Page text:
So which are the other two forums ?


----------



## Deleted090308 (Jan 25, 2007)

Do you really expect us to recommend other forums? :grin:


----------



## Frank4d (Dec 15, 2007)

Removed links to other forums so I don't have to help you with the same problem in three different forums.


----------



## sobeit (Nov 11, 2007)

posting the same question in multiple forums can do more harm than good because there are sometimes different ways to solve a problem but trying them all at the same time can do more damage to your system. 

IMO, its waste of resources when one person hogs help from several forums at once.


----------



## Deleted090308 (Jan 25, 2007)

Not to mention multi-posting - that's a sure way to confuse everybody trying to help you, and ultimately yourself.


----------



## carsey (Aug 19, 2006)

To be honest theres no way we can stop this happening.

If people think that posting on 2,3,4 different forums speeds up the process, they are probably wrong. It adds confusion to the issue etc.

Anyhow, why would people want to go elsewhere that TSF???


----------



## Monty Python (Nov 2, 2007)

So, back to the original question, what are some of the other "top-notch" forums on the interet ? I see "Expert Exchange" listed frequently, but it appears to be a paid-service. "Tech Support Guy" looks nice, but quality answers seem to be few and far between.

I'm going to ignore everything else posted here, as it is obvious the OP hasn't been read completely and understood.


----------



## carsey (Aug 19, 2006)

Well, there are many different forums out on the net. You just cant judge the quality of a forum by how many posts or members it has.

You judge by the friendliness and quality of advice given.

TSF is the best out there. :wink:


----------



## Deleted090308 (Jan 25, 2007)

Monty Python said:


> so that I can post questions on numerous forums in order to increase the answer quality and speed.


Pardon me, but I think I understood that perfectly well.


----------



## Frank4d (Dec 15, 2007)

Monty Python said:


> I'm going to ignore everything else posted here, as it is obvious the OP hasn't been read completely and understood.


OK, I think I get what you are asking. Regarding questions about case modding, or overclocking or AMD vs. Intel? (anything not related to a problem), go ahead and post in multiple forums.


----------



## sobeit (Nov 11, 2007)

Monty Python said:


> So, back to the original question, what are some of the other "top-notch" forums on the interet ?

Exercises to complete:
[1] In the forum thread about posting in multiple forums, which site does Monty Python say appears to be a paid service?
[2] Take the forum thread about posting in multiple forums further, beginning after its final line.
The material placed after this point is not required.

Entries from a data source:

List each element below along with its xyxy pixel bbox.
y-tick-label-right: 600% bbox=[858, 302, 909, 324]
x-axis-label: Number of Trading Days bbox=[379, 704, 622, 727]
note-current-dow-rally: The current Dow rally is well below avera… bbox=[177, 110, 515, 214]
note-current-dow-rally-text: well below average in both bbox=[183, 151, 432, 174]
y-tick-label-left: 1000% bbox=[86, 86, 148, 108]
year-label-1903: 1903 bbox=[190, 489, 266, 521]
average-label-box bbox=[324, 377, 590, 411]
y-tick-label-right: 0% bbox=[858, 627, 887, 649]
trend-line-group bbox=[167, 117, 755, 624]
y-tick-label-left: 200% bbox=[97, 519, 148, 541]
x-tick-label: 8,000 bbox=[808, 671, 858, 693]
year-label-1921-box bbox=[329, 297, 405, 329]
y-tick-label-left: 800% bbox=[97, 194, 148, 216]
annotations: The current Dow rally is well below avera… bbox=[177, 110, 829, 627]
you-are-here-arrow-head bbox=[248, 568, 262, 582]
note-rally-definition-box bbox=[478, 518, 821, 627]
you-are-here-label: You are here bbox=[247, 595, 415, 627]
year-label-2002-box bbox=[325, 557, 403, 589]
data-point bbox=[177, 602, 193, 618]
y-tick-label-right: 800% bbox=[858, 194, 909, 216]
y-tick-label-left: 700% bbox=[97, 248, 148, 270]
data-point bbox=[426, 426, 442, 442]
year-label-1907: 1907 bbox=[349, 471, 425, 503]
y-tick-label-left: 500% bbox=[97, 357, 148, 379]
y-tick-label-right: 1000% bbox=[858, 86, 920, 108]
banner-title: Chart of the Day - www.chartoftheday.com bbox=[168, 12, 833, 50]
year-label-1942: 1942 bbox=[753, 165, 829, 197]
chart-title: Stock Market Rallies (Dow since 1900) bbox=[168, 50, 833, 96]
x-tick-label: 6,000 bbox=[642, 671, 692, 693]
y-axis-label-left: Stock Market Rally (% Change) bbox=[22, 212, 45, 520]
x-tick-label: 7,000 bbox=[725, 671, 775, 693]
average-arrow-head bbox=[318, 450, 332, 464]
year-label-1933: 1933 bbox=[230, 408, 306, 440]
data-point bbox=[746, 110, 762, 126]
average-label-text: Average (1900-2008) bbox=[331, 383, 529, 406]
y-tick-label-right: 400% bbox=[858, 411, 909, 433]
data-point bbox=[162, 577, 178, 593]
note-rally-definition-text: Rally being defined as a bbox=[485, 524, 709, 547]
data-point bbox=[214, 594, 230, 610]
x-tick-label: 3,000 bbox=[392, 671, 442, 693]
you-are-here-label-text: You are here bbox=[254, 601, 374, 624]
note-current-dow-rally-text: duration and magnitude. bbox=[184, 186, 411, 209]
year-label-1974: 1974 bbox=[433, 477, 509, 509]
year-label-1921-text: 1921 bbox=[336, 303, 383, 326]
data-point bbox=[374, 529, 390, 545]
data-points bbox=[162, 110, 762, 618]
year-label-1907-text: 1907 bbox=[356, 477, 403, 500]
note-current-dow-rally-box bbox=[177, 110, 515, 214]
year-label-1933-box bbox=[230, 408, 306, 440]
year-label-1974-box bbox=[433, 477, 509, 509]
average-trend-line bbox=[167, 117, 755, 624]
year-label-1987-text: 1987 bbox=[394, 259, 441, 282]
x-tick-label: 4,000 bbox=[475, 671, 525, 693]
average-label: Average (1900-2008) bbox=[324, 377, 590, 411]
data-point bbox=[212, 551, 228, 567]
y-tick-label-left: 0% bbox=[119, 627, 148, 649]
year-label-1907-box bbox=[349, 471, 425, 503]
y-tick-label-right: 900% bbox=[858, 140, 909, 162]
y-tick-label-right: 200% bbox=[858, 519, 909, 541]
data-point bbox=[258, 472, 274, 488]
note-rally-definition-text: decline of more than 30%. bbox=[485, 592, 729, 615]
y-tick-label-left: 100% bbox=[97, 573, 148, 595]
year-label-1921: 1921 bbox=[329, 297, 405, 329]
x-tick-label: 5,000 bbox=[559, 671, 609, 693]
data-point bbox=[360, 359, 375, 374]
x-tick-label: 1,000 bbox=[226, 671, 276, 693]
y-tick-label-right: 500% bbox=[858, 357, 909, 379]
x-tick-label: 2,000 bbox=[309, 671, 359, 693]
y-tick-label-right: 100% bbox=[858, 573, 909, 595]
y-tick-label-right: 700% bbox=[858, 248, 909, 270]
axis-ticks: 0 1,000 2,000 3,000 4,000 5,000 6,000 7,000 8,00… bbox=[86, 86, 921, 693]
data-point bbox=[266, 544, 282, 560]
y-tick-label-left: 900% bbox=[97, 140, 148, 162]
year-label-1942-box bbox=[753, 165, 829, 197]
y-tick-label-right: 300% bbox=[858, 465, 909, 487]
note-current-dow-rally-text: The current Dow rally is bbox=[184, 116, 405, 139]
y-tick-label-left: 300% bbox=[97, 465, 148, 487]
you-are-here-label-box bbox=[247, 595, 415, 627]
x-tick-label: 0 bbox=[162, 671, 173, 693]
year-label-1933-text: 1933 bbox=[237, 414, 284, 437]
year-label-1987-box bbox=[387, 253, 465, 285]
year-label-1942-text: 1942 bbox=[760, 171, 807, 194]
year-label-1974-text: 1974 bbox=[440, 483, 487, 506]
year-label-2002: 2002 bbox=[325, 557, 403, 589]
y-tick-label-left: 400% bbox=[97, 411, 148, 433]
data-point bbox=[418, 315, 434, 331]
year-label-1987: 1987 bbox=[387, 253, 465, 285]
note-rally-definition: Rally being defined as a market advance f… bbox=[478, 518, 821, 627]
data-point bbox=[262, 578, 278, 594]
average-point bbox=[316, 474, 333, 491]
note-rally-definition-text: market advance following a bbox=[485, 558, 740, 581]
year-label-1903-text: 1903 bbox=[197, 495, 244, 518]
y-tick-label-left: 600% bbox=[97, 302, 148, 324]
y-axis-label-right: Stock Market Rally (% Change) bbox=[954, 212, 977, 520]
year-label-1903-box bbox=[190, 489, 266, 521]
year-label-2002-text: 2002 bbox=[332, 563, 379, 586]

Task responses:
[1] Expert Exchange

[2]
> 
> I'm going to ignore everything else posted here, as it is obvious the OP hasn't been read completely and understood.


your question was understood quite well by everyone. It was just like going into dr pepper bottling company and asking where the coke machine is. 



> Originally Posted by Monty Python View Post
> so that I can post questions on numerous forums in order to increase the answer quality and speed.


top-notch forums are in the eyes of the beholder so your best bet will be to google and do your own research.


----------



## dai (Jul 2, 2004)

i think the original question has been understood and if answered would see the thread binned under the forum rules


----------



## Done_Fishin (Oct 10, 2006)

Monty Python said:


> So, back to the original question, what are some of the other "top-notch" forums on the interet ? I see "Expert Exchange" listed frequently, but it appears to be a paid-service. "Tech Support Guy" looks nice, but quality answers seem to be few and far between.
> 
> I'm going to ignore everything else posted here, as it is obvious the OP hasn't been read completely and understood.


I am not saying that I am biased but there is only *ONE *forum .. and you're there :grin:


----------



## Monty Python (Nov 2, 2007)

dai said:


> i think the original question has been understood and if answered would see the thread binned under the forum rules


Well if asking about other sources of information is explicitly against the rules, a simple statement to this effect with a link to whatever rule applied would have been best.

I had thought that this forum might be a place where people that were interested in acquiring and sharing knowledge might be able to do so. I was not aware that this was an exclusive club that prohibited discussion of other sources of information.

There are many other forums. I'll search elsewhere.


----------



## dai (Jul 2, 2004)

there are hundreds of forums and i think on 99.9% of them you will run into the same brick wall for what is considered soliciting spam


----------



## Deleted090308 (Jan 25, 2007)

Thanks Dai.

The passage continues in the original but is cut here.